Look through the material and tally each line bearing the word "папки". Give only the total.

Items |
+ + + + +

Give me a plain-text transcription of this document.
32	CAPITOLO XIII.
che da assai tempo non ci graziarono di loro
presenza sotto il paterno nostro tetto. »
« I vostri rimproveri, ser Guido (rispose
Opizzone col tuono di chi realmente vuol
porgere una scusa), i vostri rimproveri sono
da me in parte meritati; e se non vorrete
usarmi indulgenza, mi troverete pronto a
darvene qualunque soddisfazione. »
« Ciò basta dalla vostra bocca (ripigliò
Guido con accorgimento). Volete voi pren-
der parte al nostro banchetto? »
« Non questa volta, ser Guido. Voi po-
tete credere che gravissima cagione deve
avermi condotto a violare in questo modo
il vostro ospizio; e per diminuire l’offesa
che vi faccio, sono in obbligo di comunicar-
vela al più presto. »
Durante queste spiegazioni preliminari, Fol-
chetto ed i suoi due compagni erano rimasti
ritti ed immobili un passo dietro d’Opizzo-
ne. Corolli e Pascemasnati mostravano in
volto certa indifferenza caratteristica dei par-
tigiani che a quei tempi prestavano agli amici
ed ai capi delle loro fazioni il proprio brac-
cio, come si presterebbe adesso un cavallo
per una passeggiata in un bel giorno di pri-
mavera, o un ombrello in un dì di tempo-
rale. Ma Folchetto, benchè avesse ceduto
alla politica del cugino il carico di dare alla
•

+ + + + +

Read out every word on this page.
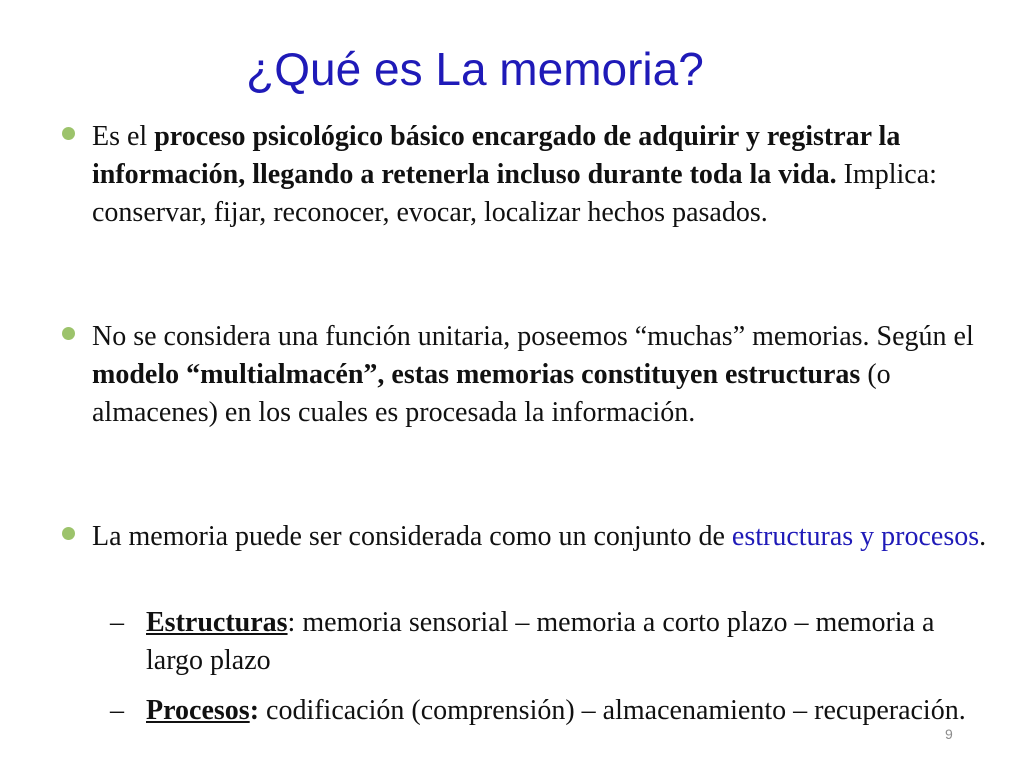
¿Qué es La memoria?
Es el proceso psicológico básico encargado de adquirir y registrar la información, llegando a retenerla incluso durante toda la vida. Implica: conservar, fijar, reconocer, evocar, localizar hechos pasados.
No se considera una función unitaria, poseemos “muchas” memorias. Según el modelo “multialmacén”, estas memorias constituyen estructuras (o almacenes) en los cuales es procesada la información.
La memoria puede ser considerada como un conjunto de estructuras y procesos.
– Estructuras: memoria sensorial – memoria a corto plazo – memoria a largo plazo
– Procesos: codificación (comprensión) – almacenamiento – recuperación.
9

+ + + + +

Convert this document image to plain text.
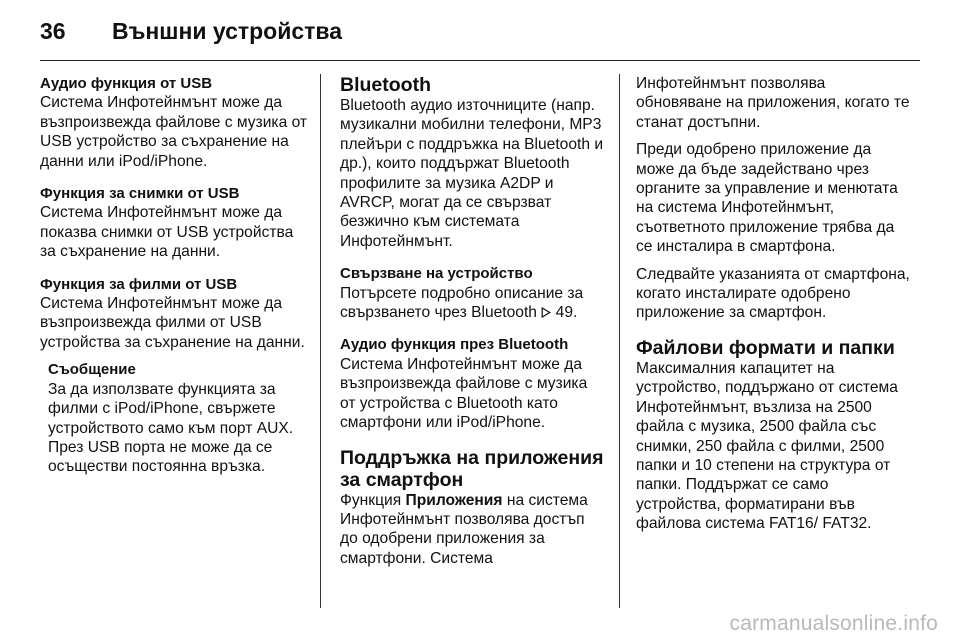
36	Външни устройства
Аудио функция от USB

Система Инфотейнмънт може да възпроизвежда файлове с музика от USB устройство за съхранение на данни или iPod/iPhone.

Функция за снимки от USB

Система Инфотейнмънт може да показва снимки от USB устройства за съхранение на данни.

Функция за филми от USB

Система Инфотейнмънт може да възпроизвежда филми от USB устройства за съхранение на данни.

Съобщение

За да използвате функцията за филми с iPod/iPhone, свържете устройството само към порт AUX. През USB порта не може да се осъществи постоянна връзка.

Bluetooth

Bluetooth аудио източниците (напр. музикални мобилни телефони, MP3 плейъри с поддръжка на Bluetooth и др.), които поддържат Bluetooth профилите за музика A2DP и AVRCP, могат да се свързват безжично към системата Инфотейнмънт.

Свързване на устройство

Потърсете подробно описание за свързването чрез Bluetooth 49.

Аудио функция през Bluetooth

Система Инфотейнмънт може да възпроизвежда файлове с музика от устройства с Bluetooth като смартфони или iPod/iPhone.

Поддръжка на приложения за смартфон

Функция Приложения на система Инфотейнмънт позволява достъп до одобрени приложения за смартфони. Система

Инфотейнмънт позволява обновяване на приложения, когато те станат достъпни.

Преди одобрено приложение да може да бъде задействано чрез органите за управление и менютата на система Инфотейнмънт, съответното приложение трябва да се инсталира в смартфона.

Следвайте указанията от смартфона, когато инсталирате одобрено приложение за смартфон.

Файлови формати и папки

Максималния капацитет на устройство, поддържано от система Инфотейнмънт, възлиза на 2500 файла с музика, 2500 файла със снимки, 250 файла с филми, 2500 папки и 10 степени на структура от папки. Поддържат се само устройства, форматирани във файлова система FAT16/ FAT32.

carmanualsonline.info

+ + + + +

Full output |
2